# 分析用テキスト:

#####

赤外線応用商品も多いが…スマートウオッチで「血糖値」は本当に測れるのか
じつは血液中のブドウ糖(血糖)は、特定の周波数の赤外線をよく吸収する性質を持っていることが知られています。その性質を利用した血糖値測定装置の開発も、1990年代から始まっていました。とくに中赤外線(波長2100~2300ナノメートル)を特異的に吸収するため、血糖値を測るのに適していることも分かっています。
しかしセンサーの小型化が難しく、ウオッチへの搭載はまず無理です。卓上サイズなら作れるので、いずれ家庭用の装置が開発され、安く買えるようになるかもしれません。

#####

# 次の課題:
1/ 血糖値測定の記事に出てくる数字はどれですか？すべて挙げてください。
2/ 血糖値測定の記事を、最後の文の後から書き継いでください。

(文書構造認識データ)
#####

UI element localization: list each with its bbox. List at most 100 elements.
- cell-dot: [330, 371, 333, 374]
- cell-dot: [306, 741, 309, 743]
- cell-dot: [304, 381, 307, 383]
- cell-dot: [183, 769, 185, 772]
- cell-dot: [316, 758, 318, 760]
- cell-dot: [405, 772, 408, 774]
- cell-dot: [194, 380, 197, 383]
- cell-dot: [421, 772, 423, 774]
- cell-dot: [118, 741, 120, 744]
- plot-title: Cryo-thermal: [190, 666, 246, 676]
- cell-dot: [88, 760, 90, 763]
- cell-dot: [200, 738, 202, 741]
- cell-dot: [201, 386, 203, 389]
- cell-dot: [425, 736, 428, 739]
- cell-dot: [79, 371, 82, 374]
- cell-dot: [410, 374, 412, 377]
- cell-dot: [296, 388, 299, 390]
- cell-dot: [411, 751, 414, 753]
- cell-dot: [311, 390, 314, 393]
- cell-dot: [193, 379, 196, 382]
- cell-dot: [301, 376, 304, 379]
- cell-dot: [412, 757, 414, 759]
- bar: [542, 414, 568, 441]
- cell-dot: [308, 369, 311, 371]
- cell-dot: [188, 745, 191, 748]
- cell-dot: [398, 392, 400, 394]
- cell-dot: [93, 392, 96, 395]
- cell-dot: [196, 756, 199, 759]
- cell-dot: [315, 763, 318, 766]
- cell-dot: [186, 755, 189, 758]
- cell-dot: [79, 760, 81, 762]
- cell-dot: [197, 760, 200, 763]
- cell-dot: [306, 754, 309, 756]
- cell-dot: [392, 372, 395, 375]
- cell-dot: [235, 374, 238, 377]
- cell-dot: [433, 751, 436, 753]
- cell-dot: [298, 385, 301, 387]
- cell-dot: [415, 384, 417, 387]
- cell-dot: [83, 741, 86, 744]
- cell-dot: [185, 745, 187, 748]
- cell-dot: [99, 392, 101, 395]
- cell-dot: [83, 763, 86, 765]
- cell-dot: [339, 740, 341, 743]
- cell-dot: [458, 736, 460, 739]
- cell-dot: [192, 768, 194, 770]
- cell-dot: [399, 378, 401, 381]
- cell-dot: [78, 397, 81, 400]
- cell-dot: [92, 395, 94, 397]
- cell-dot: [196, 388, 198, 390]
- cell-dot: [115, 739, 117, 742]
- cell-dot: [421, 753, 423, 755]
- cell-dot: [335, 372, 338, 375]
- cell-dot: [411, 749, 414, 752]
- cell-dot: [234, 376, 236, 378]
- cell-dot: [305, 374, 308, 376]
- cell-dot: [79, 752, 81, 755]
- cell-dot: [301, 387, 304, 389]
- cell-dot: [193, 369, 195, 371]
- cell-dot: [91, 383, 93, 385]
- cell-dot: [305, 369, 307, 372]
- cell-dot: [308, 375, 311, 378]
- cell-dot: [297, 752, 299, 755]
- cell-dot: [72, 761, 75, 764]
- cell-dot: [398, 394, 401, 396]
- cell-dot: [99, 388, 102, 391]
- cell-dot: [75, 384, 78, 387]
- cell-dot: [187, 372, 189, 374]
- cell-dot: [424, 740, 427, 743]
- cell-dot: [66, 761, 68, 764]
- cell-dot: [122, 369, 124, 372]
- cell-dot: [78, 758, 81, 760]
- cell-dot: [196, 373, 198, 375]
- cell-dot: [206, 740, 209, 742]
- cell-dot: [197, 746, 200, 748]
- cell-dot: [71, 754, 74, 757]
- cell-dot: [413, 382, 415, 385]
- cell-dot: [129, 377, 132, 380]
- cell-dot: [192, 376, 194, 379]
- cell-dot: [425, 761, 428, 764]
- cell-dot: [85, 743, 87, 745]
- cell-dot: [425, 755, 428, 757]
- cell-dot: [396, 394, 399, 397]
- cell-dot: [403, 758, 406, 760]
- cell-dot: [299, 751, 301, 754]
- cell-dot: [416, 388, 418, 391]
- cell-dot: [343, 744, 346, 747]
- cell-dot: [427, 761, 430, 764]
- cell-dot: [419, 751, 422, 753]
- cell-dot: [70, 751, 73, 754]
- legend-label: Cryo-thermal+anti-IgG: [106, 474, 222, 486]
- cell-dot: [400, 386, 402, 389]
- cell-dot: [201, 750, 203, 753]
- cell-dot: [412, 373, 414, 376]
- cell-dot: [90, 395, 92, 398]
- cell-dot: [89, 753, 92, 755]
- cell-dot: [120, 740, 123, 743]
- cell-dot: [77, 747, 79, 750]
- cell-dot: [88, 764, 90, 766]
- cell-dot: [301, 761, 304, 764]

#####

# 課題別の解答:
1/ 1990（1990年代）、2100、2300（波長2100~2300ナノメートル）

2/
ウオッチへの搭載に適しているのは、近赤外線(波長1400~1700ナノメートル)です。水分や皮膚の状態の影響を受けやすいため、中赤外線ほど精度はよくないのですが、センサーを小型化できるメリットがあります。ネットで売られている、ちょっと怪しげなウオッチなども、近赤外線を使っているはずです。ただし、日本の薬機法やアメリカのFDA(食品医薬品局)の認証を得たものは、ひとつもありません。
しかし血糖値が測れるウオッチの潜在市場は巨大です。そのためアップルやグーグルをはじめとする大手各社は、開発を続けています。数年以内に実用的な製品が出てくるかもしれないので、それまで待つほうがいいでしょう。